Task brief: Using the records provided below, locate and copy each line that contains the word "JSON".

** Start of Entries shown **

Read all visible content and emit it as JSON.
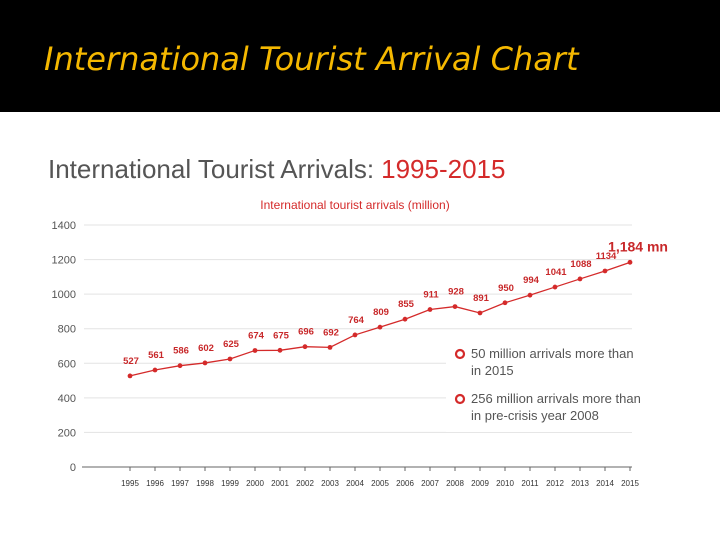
{
  "slide": {
    "title": "International Tourist Arrival Chart"
  },
  "colors": {
    "header_bg": "#000000",
    "title_color": "#f5b800",
    "accent": "#d42a2a",
    "grid": "#e3e3e3",
    "label_gray": "#555555"
  },
  "chart_data": {
    "type": "line",
    "title": "International Tourist Arrivals:",
    "title_range": "1995-2015",
    "subtitle": "International tourist arrivals (million)",
    "x": [
      "1995",
      "1996",
      "1997",
      "1998",
      "1999",
      "2000",
      "2001",
      "2002",
      "2003",
      "2004",
      "2005",
      "2006",
      "2007",
      "2008",
      "2009",
      "2010",
      "2011",
      "2012",
      "2013",
      "2014",
      "2015"
    ],
    "series": [
      {
        "values": [
          527,
          561,
          586,
          602,
          625,
          674,
          675,
          696,
          692,
          764,
          809,
          855,
          911,
          928,
          891,
          950,
          994,
          1041,
          1088,
          1134,
          1184
        ]
      }
    ],
    "point_labels": [
      "527",
      "561",
      "586",
      "602",
      "625",
      "674",
      "675",
      "696",
      "692",
      "764",
      "809",
      "855",
      "911",
      "928",
      "891",
      "950",
      "994",
      "1041",
      "1088",
      "1134",
      "1,184 mn"
    ],
    "ylim": [
      0,
      1400
    ],
    "yticks": [
      0,
      200,
      400,
      600,
      800,
      1000,
      1200,
      1400
    ],
    "grid": true,
    "legend": "none",
    "notes": [
      {
        "line1": "50 million arrivals more than",
        "line2": "in 2015"
      },
      {
        "line1": "256 million arrivals more than",
        "line2": "in pre-crisis year 2008"
      }
    ]
  }
}
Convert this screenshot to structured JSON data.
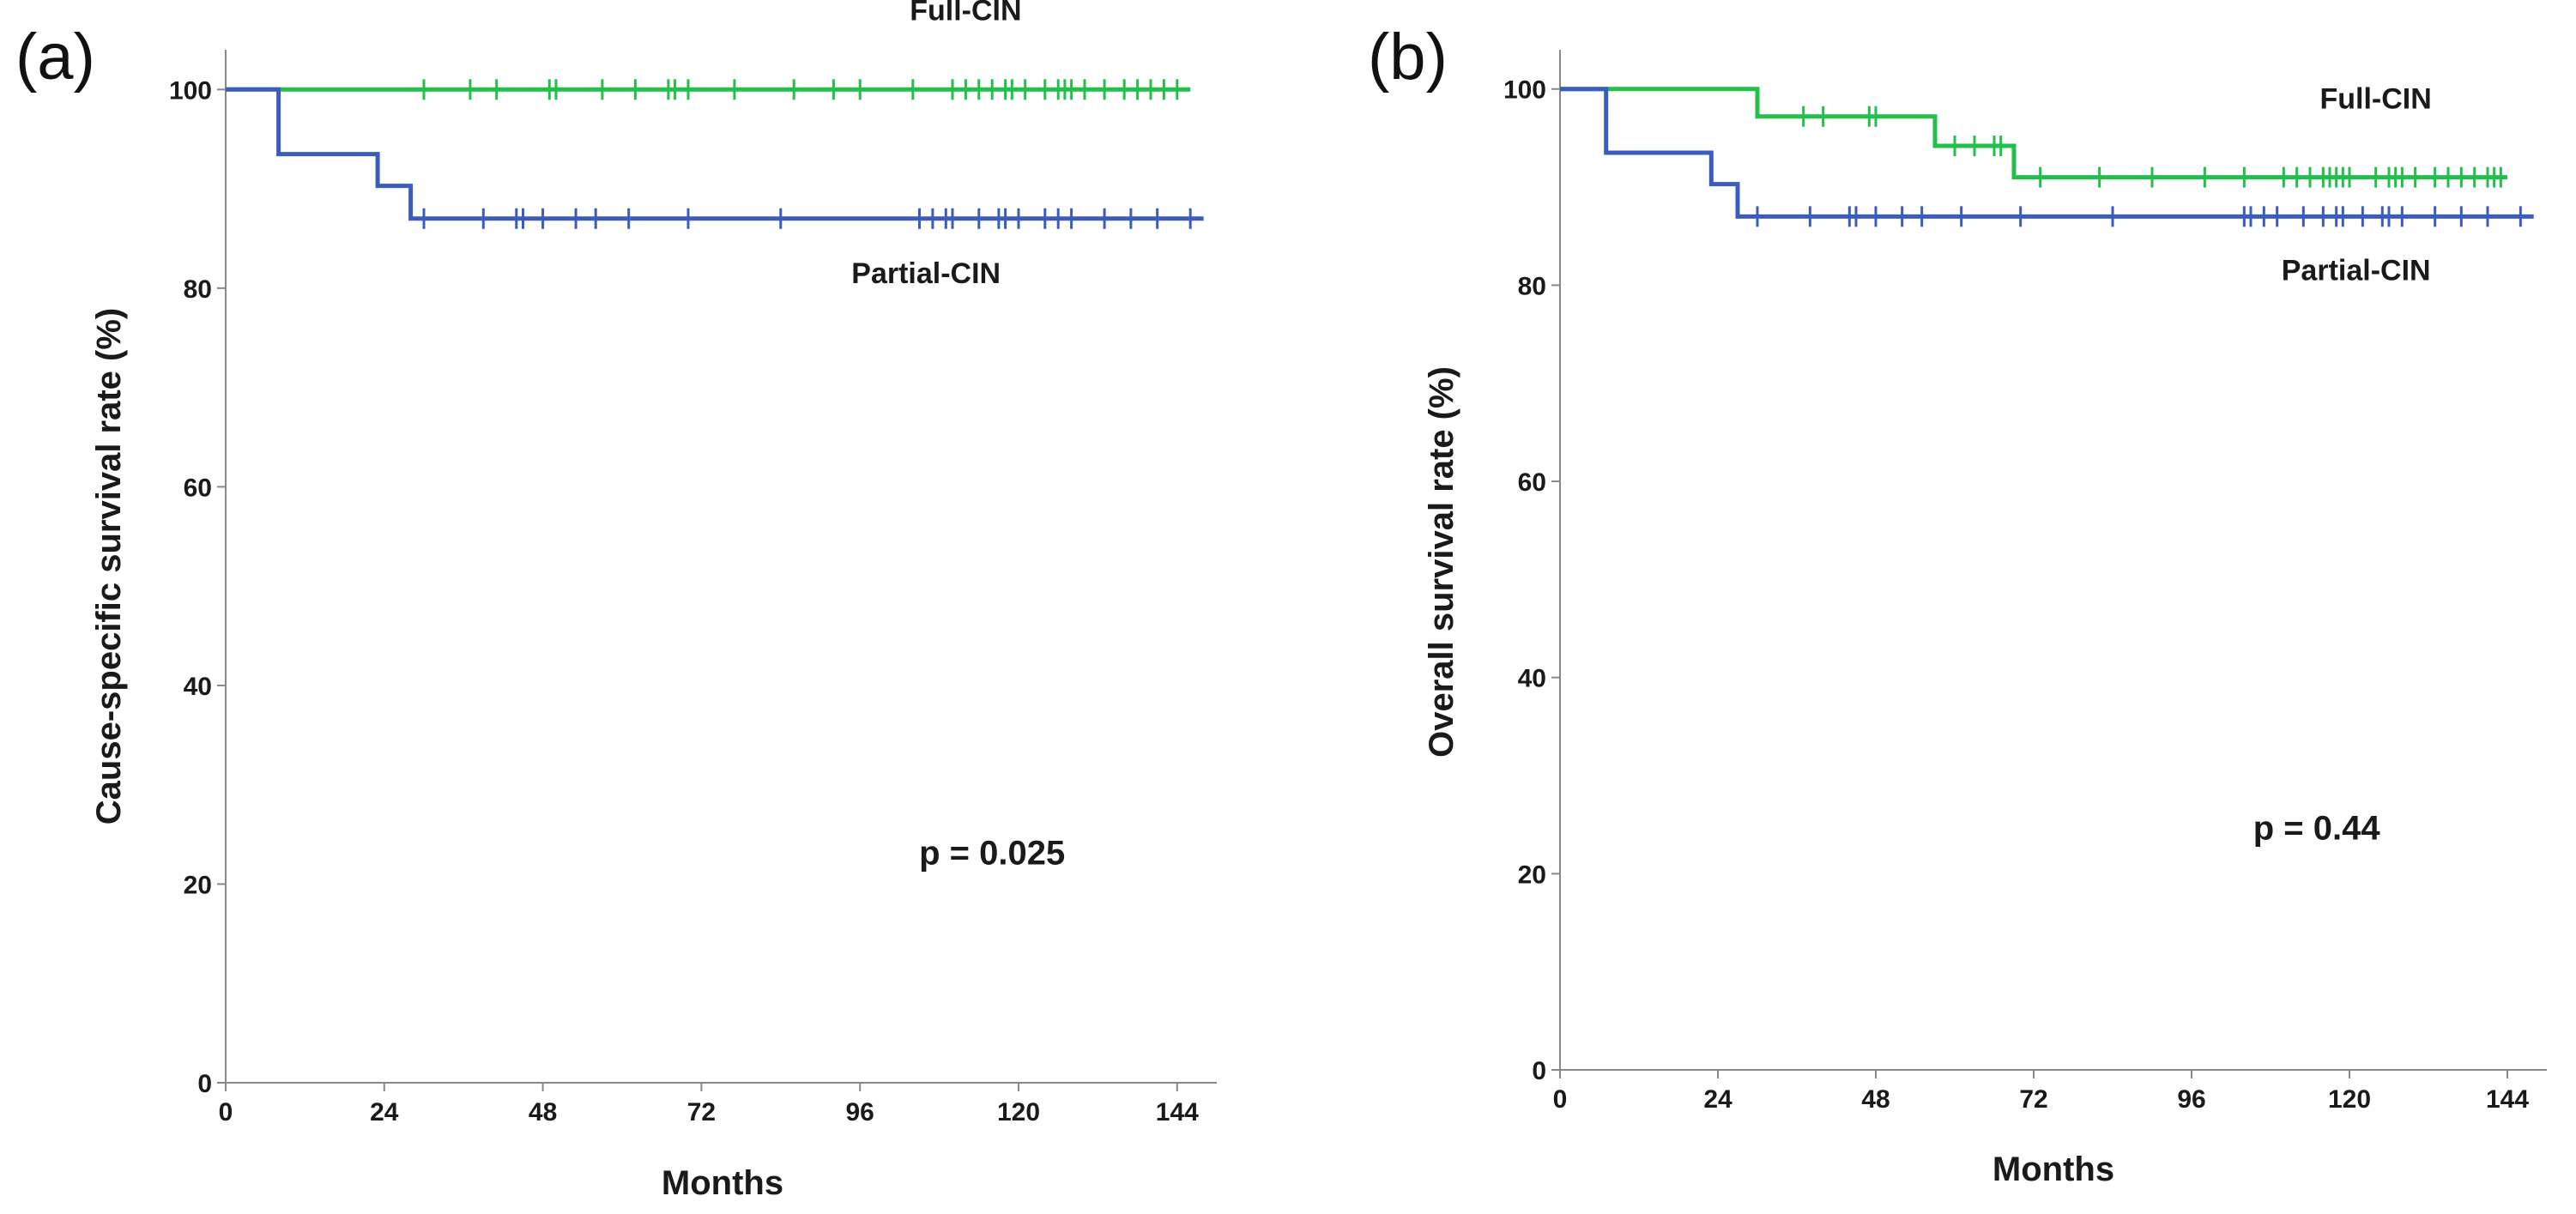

** End of Entries shown **

Written response:
Read all visible content and emit it as JSON.
Convert this screenshot to structured JSON data.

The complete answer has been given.